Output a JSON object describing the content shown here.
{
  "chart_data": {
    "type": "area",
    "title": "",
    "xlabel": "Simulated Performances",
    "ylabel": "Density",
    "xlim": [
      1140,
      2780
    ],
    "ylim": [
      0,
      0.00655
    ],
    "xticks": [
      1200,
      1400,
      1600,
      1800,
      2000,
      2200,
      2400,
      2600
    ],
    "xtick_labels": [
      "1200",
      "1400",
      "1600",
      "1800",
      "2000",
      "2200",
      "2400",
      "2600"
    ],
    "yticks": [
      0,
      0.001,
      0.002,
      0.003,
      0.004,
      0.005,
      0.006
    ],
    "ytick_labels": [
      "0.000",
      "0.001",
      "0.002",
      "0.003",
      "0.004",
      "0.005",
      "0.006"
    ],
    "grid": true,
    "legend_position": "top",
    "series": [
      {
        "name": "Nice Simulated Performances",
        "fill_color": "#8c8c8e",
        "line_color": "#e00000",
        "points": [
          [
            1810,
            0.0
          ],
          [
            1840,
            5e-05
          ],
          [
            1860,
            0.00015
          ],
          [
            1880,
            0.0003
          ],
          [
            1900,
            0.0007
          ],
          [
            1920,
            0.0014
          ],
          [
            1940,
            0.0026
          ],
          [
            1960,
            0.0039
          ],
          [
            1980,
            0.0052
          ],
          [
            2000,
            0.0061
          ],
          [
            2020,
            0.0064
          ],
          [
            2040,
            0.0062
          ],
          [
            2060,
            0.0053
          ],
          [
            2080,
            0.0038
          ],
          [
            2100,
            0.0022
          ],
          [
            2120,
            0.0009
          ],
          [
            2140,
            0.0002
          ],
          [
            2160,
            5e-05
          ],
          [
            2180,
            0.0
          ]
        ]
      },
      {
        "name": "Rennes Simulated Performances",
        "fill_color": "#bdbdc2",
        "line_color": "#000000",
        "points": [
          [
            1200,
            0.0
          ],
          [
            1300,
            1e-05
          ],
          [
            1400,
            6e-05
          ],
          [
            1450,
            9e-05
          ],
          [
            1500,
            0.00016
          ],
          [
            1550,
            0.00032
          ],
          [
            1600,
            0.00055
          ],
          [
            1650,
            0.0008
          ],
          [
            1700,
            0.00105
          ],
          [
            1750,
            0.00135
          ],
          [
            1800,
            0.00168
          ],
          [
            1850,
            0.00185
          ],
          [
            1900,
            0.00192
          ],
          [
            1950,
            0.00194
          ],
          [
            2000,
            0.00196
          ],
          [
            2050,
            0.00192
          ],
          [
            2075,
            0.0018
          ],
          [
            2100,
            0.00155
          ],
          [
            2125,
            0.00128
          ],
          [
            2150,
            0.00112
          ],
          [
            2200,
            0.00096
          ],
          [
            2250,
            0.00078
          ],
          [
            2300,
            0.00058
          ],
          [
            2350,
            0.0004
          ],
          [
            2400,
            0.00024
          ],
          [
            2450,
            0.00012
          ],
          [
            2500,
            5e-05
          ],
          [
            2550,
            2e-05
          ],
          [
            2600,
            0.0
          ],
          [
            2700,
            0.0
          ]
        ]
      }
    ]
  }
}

★ ★ ★

(Short problem): Find all the lines containing "Simulated" in the material, then copy them.

(Result of this task):
    "xlabel": "Simulated Performances",
        "name": "Nice Simulated Performances",
        "name": "Rennes Simulated Performances",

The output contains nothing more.